=== OBJECTIVE ===
Select all lines with the string "this" in them, and copy those lines.

(Figure contents as structured data)
— START —
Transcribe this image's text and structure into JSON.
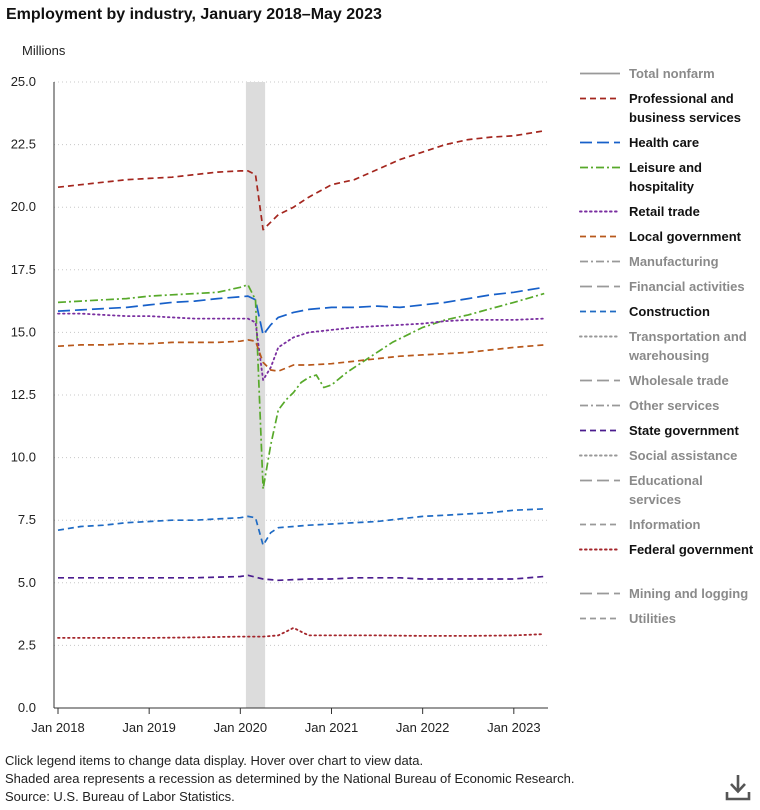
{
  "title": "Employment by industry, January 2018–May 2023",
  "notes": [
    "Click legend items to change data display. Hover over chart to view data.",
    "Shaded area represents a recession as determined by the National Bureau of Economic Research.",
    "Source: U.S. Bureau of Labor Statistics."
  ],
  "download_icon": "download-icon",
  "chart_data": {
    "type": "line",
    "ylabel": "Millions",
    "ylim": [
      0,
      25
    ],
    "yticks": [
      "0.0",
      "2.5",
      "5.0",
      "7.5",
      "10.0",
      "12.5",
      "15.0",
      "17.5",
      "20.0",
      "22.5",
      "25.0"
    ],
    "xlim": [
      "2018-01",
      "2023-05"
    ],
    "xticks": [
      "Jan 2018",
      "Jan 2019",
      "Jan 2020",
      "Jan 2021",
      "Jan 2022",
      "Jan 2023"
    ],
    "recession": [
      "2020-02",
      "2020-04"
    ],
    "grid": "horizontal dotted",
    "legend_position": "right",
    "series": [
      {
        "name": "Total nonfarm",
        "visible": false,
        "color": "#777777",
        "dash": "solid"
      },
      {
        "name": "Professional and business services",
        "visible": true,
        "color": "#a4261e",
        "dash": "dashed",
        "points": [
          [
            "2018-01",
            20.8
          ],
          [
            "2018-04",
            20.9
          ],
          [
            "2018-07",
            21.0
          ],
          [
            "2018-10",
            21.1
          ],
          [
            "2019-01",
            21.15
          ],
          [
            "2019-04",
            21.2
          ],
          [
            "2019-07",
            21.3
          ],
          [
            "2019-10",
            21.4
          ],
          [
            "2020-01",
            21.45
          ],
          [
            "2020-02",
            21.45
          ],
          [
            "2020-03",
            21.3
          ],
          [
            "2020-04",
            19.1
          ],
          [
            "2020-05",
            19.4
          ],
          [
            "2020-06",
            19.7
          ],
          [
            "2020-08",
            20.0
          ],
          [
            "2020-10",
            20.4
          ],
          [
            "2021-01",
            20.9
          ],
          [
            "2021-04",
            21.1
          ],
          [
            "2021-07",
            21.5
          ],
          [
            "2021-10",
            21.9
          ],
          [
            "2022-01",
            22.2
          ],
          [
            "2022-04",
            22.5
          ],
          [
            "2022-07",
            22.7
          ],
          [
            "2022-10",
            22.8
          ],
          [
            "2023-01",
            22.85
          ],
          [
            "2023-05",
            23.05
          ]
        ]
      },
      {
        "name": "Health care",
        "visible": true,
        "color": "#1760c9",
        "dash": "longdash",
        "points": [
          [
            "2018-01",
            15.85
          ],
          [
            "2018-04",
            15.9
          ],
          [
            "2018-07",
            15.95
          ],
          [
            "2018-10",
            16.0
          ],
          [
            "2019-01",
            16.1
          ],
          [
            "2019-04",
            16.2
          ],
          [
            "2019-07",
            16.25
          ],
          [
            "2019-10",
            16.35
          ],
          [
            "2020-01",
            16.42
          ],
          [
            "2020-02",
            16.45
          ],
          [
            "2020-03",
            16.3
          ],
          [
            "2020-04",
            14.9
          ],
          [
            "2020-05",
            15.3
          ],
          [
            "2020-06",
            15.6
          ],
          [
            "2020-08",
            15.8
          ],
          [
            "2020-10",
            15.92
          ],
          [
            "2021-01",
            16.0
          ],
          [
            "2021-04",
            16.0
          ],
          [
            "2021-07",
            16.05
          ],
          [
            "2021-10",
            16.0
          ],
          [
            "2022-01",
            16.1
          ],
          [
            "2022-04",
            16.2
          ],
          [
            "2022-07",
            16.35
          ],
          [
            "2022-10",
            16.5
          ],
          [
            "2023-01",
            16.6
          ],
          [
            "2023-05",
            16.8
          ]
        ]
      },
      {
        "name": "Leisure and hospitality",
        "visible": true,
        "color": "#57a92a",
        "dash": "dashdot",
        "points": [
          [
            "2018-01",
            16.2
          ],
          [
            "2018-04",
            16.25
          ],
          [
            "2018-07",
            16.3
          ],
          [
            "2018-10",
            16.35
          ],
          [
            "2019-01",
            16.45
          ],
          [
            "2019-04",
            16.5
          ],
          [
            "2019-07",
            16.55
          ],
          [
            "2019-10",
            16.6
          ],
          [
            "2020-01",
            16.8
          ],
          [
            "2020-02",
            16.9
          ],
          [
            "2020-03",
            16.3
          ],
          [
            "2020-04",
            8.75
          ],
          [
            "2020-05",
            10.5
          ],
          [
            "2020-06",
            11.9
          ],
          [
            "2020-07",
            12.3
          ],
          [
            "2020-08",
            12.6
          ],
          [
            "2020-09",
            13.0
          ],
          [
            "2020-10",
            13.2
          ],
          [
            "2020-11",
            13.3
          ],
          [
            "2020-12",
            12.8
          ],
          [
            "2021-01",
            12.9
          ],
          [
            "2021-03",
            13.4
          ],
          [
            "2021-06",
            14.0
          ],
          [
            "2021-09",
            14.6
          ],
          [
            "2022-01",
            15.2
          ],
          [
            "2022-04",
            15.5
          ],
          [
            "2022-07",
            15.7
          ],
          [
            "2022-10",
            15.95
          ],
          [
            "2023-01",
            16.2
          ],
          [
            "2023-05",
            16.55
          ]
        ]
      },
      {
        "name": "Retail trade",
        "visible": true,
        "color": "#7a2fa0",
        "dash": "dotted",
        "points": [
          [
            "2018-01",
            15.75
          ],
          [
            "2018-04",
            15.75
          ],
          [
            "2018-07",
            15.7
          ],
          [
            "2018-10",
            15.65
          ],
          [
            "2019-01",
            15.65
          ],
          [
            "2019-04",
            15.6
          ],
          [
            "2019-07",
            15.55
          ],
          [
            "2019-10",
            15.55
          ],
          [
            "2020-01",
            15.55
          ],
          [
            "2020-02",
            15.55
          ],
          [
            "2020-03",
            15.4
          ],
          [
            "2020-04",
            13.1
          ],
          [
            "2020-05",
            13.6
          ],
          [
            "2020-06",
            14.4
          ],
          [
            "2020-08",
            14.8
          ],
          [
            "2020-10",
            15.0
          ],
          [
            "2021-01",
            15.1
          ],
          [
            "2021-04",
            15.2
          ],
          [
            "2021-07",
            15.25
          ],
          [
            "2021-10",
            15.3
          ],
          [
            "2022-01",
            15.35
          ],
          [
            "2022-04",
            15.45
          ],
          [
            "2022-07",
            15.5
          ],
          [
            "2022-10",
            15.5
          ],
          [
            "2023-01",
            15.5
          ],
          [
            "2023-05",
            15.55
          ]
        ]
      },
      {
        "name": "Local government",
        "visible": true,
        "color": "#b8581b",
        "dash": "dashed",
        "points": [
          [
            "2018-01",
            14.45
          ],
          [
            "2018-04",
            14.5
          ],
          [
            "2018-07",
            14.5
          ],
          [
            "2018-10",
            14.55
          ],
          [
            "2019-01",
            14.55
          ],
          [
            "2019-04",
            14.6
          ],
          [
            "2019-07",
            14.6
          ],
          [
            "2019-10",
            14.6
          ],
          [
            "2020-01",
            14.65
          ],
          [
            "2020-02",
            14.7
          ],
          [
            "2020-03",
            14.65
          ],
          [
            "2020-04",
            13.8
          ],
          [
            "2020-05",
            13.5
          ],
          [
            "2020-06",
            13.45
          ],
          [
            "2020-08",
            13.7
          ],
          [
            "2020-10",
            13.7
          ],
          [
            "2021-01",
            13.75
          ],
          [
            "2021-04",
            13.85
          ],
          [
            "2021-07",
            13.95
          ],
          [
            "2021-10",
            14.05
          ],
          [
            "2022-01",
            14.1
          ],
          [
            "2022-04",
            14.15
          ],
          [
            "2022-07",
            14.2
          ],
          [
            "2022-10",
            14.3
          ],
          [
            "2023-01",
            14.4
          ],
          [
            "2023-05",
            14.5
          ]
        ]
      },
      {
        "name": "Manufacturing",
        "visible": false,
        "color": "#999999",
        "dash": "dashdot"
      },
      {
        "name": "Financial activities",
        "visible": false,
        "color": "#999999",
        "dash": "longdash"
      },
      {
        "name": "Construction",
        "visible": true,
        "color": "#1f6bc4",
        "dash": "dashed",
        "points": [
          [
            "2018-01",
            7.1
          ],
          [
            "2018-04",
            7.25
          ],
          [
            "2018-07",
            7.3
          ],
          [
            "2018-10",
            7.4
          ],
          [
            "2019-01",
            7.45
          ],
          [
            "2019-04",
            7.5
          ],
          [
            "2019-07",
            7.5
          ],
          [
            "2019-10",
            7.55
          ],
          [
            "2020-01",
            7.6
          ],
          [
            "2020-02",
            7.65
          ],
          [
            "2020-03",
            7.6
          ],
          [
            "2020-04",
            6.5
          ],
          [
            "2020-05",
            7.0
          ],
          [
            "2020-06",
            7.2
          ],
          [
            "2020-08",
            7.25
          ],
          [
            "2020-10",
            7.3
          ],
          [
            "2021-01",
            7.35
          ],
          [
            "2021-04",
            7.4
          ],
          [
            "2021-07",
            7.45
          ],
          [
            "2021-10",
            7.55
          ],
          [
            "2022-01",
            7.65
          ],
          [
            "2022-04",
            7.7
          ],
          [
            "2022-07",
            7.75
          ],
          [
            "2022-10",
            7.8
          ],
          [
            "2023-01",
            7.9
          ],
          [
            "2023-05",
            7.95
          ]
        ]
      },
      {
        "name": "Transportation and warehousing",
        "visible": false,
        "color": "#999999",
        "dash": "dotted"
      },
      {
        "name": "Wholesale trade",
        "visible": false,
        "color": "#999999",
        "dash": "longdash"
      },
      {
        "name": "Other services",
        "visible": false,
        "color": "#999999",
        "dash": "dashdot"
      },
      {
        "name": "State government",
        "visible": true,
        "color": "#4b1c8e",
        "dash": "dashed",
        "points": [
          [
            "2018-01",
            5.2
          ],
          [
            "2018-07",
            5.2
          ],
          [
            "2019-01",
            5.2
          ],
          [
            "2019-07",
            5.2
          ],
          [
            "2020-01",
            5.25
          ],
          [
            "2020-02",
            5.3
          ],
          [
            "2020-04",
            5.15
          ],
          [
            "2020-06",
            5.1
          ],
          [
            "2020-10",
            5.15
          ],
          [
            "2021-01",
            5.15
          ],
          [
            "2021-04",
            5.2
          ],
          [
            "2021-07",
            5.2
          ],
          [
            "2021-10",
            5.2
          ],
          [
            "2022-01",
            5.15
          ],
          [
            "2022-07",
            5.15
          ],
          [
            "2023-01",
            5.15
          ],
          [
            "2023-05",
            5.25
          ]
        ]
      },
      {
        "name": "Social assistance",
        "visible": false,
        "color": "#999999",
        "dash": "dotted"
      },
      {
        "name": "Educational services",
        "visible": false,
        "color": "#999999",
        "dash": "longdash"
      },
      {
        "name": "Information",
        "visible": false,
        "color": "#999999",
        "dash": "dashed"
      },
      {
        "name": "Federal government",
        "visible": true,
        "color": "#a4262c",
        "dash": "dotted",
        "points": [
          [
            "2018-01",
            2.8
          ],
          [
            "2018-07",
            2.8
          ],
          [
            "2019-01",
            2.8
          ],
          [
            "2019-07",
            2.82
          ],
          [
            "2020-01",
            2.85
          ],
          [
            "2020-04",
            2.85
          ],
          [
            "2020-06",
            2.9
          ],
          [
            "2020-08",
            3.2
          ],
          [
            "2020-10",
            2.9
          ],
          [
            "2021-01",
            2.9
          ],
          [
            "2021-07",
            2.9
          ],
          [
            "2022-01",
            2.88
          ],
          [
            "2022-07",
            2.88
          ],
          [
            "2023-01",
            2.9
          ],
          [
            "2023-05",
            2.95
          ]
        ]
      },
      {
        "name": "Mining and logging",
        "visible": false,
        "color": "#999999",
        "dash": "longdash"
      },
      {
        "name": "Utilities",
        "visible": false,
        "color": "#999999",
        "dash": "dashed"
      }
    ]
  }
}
— END —
— START —
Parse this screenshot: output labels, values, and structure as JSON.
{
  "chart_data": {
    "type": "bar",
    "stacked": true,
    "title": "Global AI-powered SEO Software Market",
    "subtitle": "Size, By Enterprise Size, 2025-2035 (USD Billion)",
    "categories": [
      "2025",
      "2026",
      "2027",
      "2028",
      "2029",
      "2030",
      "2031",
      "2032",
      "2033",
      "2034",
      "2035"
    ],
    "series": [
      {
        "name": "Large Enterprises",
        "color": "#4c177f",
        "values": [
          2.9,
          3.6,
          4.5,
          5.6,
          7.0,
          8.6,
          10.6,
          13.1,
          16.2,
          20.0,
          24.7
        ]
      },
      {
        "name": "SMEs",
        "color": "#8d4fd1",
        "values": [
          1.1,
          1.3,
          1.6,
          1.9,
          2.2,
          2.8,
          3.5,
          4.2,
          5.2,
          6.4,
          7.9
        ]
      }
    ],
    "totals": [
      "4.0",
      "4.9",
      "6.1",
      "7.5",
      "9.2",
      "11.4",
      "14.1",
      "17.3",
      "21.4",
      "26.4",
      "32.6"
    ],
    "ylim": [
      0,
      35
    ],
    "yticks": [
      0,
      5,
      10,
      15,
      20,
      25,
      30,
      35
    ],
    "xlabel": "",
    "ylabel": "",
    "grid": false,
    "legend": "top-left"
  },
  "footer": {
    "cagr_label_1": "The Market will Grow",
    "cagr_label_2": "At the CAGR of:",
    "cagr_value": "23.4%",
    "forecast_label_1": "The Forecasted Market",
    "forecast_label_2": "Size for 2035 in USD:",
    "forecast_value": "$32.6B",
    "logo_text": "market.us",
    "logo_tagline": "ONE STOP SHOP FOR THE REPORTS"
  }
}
— END —
=== EXERCISE OUTPUT ===
Transcribe this image's text and structure into JSON.
Parse this screenshot: output labels, values, and structure as JSON.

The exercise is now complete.